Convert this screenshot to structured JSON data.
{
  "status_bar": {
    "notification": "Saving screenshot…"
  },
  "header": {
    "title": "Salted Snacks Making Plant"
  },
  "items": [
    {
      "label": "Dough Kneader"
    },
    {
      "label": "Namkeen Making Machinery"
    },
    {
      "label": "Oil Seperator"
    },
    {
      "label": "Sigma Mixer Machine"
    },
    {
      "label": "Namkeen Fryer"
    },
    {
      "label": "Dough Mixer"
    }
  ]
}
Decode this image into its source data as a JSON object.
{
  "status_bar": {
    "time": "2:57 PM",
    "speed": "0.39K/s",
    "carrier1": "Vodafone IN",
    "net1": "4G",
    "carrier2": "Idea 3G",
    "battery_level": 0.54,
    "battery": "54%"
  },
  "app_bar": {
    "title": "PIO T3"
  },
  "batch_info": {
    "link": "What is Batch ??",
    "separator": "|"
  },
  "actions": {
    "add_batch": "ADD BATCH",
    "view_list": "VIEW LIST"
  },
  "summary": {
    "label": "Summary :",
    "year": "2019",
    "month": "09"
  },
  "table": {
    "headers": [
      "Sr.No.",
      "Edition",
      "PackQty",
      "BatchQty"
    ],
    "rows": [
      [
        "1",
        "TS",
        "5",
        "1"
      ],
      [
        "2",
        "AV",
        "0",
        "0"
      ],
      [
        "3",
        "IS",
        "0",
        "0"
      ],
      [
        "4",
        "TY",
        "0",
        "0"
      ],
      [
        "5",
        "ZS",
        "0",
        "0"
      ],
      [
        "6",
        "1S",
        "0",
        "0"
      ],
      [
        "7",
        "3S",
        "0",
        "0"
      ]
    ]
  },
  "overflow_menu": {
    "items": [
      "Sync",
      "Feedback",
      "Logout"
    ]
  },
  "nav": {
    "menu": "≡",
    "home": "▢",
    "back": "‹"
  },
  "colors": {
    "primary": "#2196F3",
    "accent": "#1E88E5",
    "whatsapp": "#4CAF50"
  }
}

[EXERCISE TASK]
Copy each record from above without leaving any out.

[REPLY]
Convert this screenshot to structured JSON data.
{
  "status_bar": {
    "notification": "Saving screenshot…"
  },
  "header": {
    "title": "Salted Snacks Making Plant"
  },
  "items": [
    {
      "label": "Dough Kneader"
    },
    {
      "label": "Namkeen Making Machinery"
    },
    {
      "label": "Oil Seperator"
    },
    {
      "label": "Sigma Mixer Machine"
    },
    {
      "label": "Namkeen Fryer"
    },
    {
      "label": "Dough Mixer"
    }
  ]
}
Decode this image into its source data as a JSON object.
{
  "status_bar": {
    "time": "2:57 PM",
    "speed": "0.39K/s",
    "carrier1": "Vodafone IN",
    "net1": "4G",
    "carrier2": "Idea 3G",
    "battery_level": 0.54,
    "battery": "54%"
  },
  "app_bar": {
    "title": "PIO T3"
  },
  "batch_info": {
    "link": "What is Batch ??",
    "separator": "|"
  },
  "actions": {
    "add_batch": "ADD BATCH",
    "view_list": "VIEW LIST"
  },
  "summary": {
    "label": "Summary :",
    "year": "2019",
    "month": "09"
  },
  "table": {
    "headers": [
      "Sr.No.",
      "Edition",
      "PackQty",
      "BatchQty"
    ],
    "rows": [
      [
        "1",
        "TS",
        "5",
        "1"
      ],
      [
        "2",
        "AV",
        "0",
        "0"
      ],
      [
        "3",
        "IS",
        "0",
        "0"
      ],
      [
        "4",
        "TY",
        "0",
        "0"
      ],
      [
        "5",
        "ZS",
        "0",
        "0"
      ],
      [
        "6",
        "1S",
        "0",
        "0"
      ],
      [
        "7",
        "3S",
        "0",
        "0"
      ]
    ]
  },
  "overflow_menu": {
    "items": [
      "Sync",
      "Feedback",
      "Logout"
    ]
  },
  "nav": {
    "menu": "≡",
    "home": "▢",
    "back": "‹"
  },
  "colors": {
    "primary": "#2196F3",
    "accent": "#1E88E5",
    "whatsapp": "#4CAF50"
  }
}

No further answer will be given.